(Data excerpts)
--- start ---

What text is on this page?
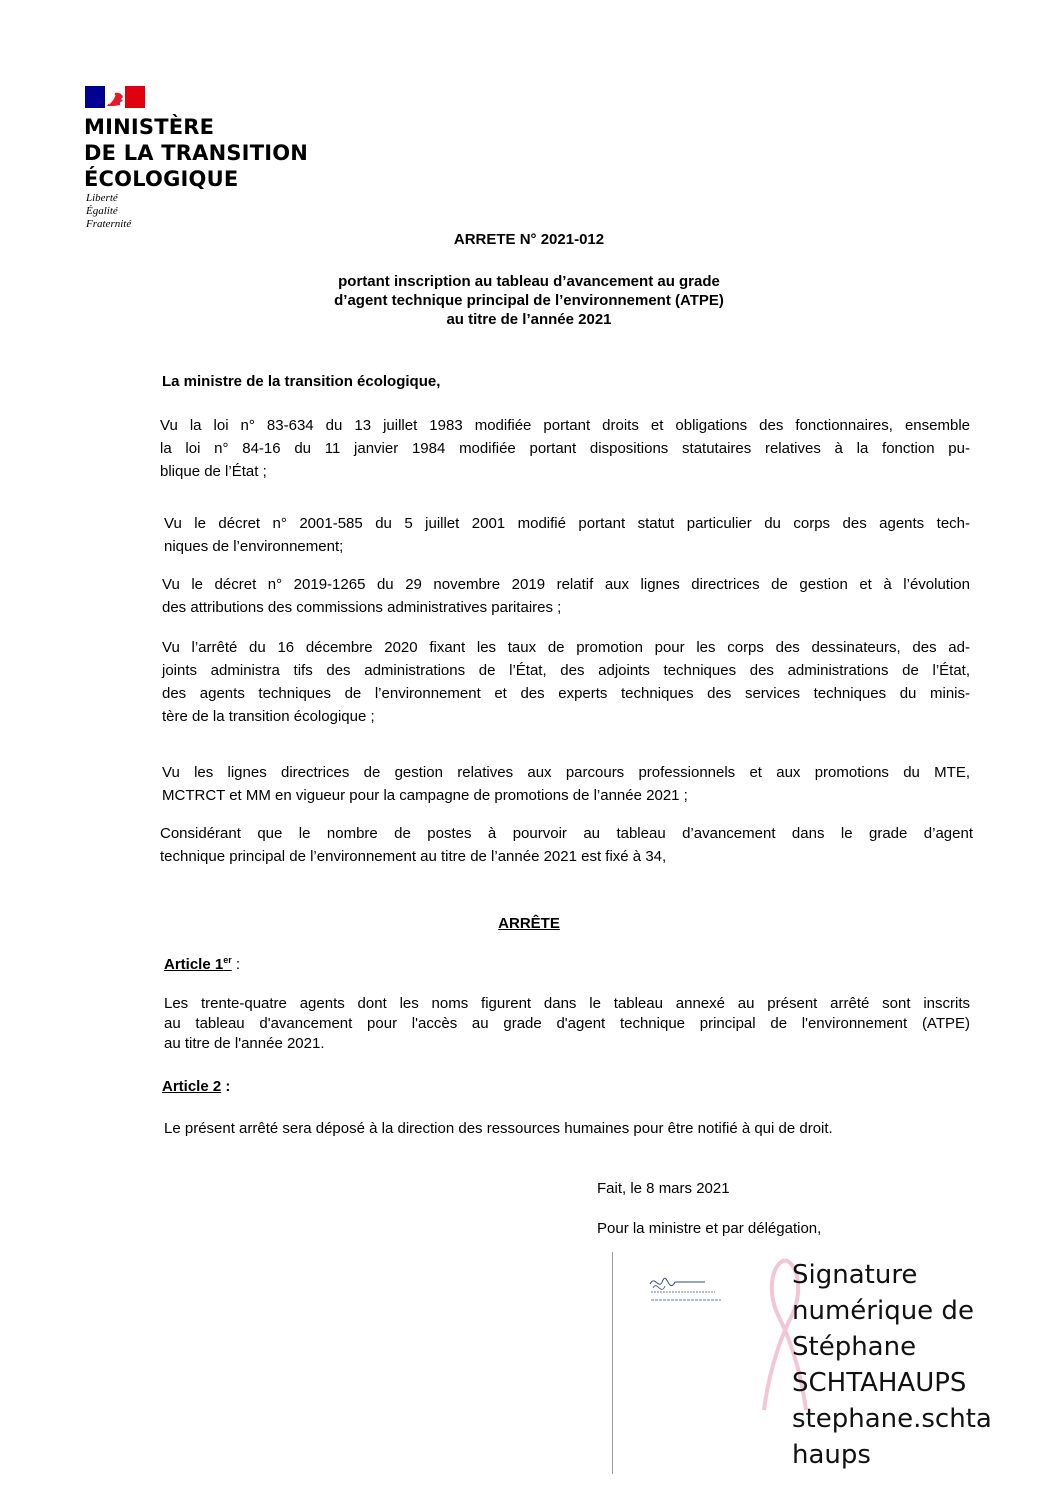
MINISTÈRE
DE LA TRANSITION
ÉCOLOGIQUE
Liberté
Égalité
Fraternité
ARRETE N° 2021-012
portant inscription au tableau d’avancement au grade
d’agent technique principal de l’environnement (ATPE)
au titre de l’année 2021
La ministre de la transition écologique,
Vu la loi n° 83-634 du 13 juillet 1983 modifiée portant droits et obligations des fonctionnaires, ensemble
la loi n° 84-16 du 11 janvier 1984 modifiée portant dispositions statutaires relatives à la fonction pu-
blique de l’État ;
Vu le décret n° 2001-585 du 5 juillet 2001 modifié portant statut particulier du corps des agents tech-
niques de l’environnement;
Vu le décret n° 2019-1265 du 29 novembre 2019 relatif aux lignes directrices de gestion et à l’évolution
des attributions des commissions administratives paritaires ;
Vu l’arrêté du 16 décembre 2020 fixant les taux de promotion pour les corps des dessinateurs, des ad-
joints administra tifs des administrations de l’État, des adjoints techniques des administrations de l’État,
des agents techniques de l’environnement et des experts techniques des services techniques du minis-
tère de la transition écologique ;
Vu les lignes directrices de gestion relatives aux parcours professionnels et aux promotions du MTE,
MCTRCT et MM en vigueur pour la campagne de promotions de l’année 2021 ;
Considérant que le nombre de postes à pourvoir au tableau d’avancement dans le grade d’agent
technique principal de l’environnement au titre de l’année 2021 est fixé à 34,
ARRÊTE
Article 1er :
Les trente-quatre agents dont les noms figurent dans le tableau annexé au présent arrêté sont inscrits
au tableau d'avancement pour l'accès au grade d'agent technique principal de l'environnement (ATPE)
au titre de l'année 2021.
Article 2 :
Le présent arrêté sera déposé à la direction des ressources humaines pour être notifié à qui de droit.
Fait, le 8 mars 2021
Pour la ministre et par délégation,
Signature
numérique de
Stéphane
SCHTAHAUPS
stephane.schta
haups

--- end ---

Among the lines above, count those containing the word "dans" and give nothing but the result.

2